WHAT IS NEEDED: Give the count of lines in the data that include "Praktikum", with no other words.

EXTRACTED DATA:

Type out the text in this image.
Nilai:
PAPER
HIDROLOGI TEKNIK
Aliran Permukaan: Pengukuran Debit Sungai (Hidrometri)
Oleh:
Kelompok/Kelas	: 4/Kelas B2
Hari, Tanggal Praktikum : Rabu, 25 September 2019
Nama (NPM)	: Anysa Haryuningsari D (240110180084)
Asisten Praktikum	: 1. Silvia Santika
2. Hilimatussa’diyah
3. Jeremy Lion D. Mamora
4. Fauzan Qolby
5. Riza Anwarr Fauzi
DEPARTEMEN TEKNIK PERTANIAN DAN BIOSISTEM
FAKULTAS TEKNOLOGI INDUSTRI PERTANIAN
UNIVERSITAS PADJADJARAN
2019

THE OUTPUT: 2